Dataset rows
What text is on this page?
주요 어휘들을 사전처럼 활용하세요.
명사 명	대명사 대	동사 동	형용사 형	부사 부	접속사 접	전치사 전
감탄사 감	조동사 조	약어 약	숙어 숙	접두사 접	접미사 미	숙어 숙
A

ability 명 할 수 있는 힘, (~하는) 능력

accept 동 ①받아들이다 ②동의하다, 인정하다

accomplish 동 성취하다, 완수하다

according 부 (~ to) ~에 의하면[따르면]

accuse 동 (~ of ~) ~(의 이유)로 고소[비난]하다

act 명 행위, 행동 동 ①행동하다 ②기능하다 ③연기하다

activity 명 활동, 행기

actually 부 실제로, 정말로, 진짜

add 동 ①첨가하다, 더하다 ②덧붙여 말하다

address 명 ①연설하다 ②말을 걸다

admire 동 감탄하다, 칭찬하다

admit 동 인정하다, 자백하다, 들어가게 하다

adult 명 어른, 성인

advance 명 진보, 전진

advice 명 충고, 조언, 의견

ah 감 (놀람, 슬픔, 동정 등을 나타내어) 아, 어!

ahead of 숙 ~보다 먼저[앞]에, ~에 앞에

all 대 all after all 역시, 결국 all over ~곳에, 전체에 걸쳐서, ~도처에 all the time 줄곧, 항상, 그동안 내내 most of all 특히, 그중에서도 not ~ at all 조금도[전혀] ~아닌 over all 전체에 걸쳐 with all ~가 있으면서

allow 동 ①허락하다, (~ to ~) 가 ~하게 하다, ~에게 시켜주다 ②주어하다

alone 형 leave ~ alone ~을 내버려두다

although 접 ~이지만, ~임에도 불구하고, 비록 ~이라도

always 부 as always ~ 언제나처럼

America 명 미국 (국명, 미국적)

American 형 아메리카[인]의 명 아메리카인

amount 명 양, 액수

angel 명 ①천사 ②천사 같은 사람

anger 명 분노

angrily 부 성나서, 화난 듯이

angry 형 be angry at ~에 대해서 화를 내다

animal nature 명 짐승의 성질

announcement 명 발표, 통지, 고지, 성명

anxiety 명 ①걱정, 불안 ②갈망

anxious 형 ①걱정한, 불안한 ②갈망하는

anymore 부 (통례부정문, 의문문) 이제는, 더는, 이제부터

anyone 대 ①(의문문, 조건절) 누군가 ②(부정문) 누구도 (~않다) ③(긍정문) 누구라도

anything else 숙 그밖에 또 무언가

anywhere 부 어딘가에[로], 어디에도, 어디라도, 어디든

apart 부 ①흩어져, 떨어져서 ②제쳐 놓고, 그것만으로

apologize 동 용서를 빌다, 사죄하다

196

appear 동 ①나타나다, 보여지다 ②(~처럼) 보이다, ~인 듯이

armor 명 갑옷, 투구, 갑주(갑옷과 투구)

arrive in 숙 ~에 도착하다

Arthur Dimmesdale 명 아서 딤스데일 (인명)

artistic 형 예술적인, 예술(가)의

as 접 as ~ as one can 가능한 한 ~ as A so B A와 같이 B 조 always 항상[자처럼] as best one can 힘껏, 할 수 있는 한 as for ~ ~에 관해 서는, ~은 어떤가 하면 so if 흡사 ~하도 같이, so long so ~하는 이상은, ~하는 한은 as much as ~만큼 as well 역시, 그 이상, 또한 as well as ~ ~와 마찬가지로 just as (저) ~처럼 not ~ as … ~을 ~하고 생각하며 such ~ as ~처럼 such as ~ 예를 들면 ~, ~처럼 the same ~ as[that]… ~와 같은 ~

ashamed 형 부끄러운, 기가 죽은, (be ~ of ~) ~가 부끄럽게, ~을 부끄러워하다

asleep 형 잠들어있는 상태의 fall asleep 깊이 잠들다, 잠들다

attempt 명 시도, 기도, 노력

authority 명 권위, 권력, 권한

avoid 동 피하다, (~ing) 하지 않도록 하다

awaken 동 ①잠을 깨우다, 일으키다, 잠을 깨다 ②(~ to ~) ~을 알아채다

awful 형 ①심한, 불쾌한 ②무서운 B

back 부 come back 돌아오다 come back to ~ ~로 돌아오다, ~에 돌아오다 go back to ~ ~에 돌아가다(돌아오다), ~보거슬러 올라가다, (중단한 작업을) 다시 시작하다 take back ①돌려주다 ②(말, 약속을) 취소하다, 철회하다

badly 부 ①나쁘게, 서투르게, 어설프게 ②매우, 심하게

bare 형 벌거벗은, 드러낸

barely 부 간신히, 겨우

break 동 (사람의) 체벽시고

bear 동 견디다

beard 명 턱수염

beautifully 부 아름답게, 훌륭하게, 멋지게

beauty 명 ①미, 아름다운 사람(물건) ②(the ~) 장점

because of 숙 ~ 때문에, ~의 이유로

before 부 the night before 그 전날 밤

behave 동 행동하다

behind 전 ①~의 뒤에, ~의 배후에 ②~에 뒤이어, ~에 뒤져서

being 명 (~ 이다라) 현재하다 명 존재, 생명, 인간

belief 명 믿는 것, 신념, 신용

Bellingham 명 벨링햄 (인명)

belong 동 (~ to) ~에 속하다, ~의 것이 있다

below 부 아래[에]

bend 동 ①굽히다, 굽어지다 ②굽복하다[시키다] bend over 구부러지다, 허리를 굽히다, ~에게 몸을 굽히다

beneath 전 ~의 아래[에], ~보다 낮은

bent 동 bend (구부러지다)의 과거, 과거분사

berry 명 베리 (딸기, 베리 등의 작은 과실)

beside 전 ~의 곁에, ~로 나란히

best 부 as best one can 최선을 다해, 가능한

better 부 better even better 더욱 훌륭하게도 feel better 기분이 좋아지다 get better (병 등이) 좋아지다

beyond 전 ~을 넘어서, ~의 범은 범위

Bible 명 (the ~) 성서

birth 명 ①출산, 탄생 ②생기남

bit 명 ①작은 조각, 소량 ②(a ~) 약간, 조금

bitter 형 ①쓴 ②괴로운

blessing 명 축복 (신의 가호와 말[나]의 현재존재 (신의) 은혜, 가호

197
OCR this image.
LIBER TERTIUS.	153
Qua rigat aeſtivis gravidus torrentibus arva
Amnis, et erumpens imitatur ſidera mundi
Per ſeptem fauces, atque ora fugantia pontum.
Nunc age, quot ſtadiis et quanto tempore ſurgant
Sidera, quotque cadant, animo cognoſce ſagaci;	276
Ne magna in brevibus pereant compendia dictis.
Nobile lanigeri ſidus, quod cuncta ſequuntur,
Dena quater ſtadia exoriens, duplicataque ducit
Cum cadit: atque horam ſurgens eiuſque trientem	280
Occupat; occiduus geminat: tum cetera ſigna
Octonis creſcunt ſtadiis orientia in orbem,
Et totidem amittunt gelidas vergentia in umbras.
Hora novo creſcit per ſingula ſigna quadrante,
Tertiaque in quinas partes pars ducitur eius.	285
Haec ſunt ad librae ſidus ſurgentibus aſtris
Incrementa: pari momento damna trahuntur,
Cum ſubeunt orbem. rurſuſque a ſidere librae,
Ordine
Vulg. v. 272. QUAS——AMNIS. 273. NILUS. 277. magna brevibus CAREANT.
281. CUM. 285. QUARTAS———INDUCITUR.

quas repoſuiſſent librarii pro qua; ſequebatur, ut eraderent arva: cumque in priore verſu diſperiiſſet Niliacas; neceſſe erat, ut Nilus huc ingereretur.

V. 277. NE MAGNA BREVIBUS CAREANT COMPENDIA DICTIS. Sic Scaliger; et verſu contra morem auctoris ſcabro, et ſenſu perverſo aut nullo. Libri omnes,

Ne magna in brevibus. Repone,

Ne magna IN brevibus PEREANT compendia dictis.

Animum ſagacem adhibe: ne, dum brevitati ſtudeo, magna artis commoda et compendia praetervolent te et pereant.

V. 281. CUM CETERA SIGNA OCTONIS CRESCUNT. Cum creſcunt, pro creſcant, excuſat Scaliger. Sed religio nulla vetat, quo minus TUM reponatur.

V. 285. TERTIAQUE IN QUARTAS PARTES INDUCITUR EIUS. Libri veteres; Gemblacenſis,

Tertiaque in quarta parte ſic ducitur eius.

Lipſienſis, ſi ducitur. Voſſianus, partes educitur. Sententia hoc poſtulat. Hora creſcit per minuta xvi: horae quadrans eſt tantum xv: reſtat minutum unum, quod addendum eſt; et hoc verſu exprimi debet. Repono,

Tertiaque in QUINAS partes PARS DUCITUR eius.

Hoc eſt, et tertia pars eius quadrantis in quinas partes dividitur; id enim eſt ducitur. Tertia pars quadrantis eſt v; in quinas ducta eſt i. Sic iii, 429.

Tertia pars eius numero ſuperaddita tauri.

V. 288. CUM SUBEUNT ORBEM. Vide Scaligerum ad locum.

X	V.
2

* **INSTRUCTIONS TO FOLLOW**: Copy out every line in the entries above that holds "INDUCITUR".

* **EXERCISE RESPONSE**:
281. CUM. 285. QUARTAS———INDUCITUR.
V. 285. TERTIAQUE IN QUARTAS PARTES INDUCITUR EIUS. Libri veteres; Gemblacenſis,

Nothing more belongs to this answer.